-- Record excerpts --
▼

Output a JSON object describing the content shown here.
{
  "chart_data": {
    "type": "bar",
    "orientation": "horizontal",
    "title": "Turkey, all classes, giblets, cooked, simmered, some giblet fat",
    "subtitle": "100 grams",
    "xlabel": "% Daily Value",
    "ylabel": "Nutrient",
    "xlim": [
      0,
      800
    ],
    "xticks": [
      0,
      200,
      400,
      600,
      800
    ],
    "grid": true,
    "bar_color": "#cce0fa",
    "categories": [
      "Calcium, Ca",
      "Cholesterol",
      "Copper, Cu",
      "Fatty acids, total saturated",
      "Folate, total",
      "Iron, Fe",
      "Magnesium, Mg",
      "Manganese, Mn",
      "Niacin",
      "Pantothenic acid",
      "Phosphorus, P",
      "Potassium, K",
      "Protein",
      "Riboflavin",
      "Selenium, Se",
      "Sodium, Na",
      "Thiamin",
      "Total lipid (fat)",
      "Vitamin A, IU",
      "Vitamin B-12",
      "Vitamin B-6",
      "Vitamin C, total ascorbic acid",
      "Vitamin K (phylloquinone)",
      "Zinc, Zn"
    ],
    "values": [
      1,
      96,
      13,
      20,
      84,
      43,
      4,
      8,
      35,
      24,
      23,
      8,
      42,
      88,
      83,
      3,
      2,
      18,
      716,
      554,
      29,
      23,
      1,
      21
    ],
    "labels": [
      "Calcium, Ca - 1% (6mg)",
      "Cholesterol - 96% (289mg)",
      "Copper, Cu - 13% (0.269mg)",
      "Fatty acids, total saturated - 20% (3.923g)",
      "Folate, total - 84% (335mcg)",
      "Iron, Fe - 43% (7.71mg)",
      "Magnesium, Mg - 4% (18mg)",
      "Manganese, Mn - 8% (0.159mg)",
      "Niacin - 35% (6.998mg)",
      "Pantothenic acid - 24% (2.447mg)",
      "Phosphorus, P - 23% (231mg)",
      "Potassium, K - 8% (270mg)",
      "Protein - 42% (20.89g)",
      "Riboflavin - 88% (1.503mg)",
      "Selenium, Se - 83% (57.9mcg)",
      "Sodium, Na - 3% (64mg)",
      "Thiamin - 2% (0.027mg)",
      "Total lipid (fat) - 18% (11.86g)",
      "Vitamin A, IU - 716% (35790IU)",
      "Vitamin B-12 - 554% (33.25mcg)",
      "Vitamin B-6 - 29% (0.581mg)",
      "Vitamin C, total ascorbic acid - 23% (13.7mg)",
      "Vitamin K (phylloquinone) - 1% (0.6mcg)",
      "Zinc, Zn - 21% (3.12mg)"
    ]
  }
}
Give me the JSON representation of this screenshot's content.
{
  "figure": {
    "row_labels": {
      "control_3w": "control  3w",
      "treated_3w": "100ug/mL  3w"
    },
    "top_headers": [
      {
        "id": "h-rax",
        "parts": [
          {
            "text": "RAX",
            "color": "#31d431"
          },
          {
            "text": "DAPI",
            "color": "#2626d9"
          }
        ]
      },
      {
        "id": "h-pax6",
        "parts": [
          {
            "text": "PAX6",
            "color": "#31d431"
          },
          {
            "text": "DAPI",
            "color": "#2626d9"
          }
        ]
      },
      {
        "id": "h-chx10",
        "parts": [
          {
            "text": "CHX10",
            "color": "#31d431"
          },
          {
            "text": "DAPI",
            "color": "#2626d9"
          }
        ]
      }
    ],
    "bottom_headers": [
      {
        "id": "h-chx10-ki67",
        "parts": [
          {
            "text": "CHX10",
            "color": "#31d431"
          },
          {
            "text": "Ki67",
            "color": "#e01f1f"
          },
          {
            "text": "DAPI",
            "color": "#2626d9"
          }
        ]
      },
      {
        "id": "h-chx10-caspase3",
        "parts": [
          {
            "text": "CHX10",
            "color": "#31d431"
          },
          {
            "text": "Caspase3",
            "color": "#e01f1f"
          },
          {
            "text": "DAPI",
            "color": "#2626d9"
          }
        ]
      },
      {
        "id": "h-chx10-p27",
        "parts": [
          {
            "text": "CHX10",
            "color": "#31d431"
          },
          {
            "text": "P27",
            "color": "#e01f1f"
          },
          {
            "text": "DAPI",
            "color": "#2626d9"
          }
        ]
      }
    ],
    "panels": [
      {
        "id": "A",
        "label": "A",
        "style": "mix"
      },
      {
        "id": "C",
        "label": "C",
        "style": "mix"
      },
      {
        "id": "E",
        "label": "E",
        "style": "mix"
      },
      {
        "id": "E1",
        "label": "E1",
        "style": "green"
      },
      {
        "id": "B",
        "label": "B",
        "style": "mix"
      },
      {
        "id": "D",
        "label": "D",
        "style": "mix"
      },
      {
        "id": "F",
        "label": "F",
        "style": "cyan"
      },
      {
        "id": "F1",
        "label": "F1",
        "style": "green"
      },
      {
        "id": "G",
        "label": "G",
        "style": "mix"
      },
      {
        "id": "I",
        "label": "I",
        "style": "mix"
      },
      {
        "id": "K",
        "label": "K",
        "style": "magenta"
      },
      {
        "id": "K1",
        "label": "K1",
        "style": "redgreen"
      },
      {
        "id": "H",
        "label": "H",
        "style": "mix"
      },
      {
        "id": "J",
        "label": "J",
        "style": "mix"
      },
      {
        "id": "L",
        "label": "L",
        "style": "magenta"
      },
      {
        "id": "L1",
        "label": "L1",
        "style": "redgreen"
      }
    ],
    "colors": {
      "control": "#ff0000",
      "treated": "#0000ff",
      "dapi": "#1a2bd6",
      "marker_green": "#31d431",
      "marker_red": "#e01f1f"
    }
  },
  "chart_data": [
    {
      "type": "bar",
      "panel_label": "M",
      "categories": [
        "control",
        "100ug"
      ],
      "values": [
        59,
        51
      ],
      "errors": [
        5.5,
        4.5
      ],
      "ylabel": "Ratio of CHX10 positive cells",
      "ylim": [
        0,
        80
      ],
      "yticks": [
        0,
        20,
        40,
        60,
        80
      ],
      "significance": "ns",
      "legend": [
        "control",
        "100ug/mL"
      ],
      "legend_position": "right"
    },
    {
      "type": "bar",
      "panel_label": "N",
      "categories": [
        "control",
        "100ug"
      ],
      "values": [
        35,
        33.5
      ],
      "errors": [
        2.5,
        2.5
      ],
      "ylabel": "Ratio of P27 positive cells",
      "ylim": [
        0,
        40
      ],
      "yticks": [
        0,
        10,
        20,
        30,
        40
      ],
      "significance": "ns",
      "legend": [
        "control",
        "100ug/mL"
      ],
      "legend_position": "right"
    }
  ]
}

▲
▼

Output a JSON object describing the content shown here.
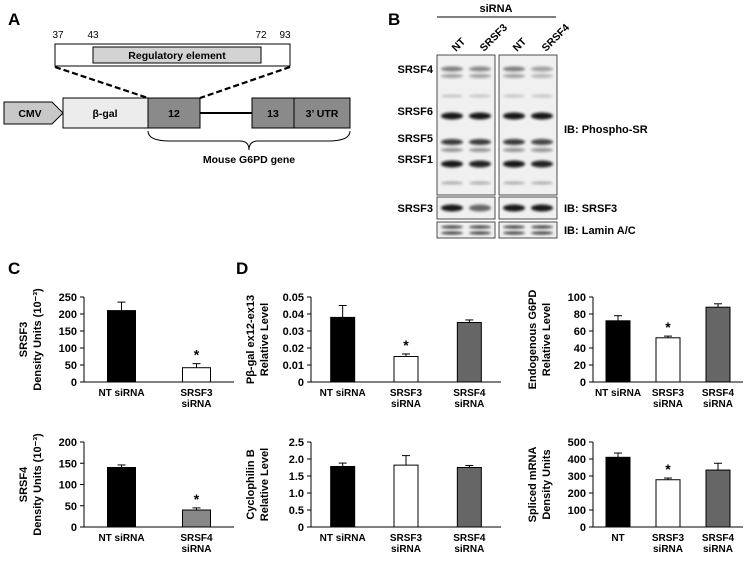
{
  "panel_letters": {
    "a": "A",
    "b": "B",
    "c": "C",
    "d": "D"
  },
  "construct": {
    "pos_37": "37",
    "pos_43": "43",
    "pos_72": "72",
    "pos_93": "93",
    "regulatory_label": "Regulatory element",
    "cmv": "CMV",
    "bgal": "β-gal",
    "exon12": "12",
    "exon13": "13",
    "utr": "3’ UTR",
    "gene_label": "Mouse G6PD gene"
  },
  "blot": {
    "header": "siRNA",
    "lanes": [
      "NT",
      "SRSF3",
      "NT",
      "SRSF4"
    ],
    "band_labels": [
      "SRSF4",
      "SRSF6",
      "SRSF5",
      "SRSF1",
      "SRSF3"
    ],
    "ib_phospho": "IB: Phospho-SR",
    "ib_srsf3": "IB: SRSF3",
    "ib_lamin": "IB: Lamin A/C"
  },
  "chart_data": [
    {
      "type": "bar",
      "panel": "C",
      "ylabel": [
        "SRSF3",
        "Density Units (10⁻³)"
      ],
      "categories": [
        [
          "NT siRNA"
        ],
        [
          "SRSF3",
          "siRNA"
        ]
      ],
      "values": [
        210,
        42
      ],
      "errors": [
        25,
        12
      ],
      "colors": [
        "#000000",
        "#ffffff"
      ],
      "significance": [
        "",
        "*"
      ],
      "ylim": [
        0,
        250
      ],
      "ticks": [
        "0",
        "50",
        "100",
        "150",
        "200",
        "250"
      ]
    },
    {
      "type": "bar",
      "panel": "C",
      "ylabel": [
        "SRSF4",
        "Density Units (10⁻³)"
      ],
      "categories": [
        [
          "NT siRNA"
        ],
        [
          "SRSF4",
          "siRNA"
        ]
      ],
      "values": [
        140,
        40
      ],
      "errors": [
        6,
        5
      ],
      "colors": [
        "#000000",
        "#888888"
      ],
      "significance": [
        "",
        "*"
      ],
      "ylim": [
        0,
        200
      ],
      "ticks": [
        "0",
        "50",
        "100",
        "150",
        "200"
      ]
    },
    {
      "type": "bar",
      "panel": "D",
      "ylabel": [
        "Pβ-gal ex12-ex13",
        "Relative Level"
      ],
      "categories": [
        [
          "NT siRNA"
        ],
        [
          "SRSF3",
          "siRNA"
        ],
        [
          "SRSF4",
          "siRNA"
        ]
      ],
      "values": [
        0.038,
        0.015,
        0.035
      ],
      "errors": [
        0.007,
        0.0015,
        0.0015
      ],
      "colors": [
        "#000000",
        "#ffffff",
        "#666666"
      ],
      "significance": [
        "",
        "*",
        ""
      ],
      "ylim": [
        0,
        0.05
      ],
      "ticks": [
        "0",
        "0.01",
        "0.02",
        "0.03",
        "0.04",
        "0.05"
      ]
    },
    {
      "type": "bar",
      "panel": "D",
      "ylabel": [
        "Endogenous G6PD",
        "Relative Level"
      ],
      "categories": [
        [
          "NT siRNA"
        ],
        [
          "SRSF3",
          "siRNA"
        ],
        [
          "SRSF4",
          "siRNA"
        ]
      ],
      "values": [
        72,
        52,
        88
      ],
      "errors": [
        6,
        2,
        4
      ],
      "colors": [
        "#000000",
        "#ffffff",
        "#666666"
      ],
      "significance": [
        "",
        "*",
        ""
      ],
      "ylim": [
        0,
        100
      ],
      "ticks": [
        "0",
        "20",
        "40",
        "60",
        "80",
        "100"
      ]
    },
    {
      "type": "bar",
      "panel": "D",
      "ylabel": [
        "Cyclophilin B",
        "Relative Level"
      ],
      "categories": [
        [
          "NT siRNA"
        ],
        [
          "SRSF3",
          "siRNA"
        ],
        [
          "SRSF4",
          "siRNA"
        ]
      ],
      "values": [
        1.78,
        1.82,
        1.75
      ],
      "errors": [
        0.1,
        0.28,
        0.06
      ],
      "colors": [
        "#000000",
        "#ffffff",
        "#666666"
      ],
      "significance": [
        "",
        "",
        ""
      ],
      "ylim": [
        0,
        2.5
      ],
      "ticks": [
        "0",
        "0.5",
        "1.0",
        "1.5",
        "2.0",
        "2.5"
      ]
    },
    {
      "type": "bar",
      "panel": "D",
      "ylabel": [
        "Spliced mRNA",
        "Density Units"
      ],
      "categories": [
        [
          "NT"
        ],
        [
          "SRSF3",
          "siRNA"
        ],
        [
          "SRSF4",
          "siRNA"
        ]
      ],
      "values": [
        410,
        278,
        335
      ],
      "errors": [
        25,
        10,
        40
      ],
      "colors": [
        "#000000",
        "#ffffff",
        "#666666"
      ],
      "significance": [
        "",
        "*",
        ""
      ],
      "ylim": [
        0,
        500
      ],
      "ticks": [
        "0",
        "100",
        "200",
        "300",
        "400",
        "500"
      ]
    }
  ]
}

▲
▼

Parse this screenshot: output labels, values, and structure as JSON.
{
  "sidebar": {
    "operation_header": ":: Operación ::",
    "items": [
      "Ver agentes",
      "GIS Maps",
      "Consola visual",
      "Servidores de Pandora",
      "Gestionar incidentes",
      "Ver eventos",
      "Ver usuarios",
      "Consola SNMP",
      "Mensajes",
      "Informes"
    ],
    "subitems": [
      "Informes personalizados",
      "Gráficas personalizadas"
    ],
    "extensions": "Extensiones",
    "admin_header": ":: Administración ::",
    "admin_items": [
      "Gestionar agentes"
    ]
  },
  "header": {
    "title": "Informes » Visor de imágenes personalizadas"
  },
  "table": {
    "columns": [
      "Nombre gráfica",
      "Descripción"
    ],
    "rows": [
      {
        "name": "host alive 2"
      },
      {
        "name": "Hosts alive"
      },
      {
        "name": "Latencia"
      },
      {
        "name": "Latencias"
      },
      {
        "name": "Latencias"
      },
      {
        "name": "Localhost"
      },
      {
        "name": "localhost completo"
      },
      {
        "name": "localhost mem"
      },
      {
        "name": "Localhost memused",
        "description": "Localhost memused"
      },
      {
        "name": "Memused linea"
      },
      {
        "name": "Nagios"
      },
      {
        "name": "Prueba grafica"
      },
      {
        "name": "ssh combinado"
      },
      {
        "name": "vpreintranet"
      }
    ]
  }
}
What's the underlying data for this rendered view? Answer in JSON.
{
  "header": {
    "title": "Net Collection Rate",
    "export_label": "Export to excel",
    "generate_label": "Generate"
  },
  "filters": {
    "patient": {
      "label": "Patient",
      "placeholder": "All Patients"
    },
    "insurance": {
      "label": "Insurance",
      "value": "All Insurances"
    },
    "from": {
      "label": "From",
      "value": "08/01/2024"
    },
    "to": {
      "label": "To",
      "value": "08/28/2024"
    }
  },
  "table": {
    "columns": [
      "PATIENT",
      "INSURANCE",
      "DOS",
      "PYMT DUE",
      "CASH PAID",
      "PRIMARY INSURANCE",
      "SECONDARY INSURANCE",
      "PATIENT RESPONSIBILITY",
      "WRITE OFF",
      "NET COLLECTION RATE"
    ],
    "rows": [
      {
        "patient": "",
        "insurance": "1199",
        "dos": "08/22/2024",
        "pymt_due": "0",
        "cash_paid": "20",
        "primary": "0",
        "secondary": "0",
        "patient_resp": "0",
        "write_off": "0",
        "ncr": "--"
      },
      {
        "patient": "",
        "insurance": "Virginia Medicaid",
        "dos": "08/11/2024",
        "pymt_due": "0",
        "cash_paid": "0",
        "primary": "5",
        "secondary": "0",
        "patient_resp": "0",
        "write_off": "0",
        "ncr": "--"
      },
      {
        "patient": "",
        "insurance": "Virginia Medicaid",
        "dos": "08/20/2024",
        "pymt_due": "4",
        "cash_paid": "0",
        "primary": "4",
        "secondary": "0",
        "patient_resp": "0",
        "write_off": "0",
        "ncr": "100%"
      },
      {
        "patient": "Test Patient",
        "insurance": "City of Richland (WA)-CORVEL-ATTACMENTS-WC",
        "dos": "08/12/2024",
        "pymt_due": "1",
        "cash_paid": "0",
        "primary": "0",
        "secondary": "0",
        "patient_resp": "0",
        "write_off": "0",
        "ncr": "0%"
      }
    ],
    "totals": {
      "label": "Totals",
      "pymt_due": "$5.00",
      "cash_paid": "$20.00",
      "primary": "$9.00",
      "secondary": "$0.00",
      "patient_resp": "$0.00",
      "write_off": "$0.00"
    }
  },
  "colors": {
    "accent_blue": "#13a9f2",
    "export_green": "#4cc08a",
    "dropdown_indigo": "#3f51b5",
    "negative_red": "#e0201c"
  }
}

▲

-- Your instructions --
Reading through the records above, report each line in which the string "Pantothenic" is found.

-- Reply --
      "Pantothenic acid",
      "Pantothenic acid - 24% (2.447mg)",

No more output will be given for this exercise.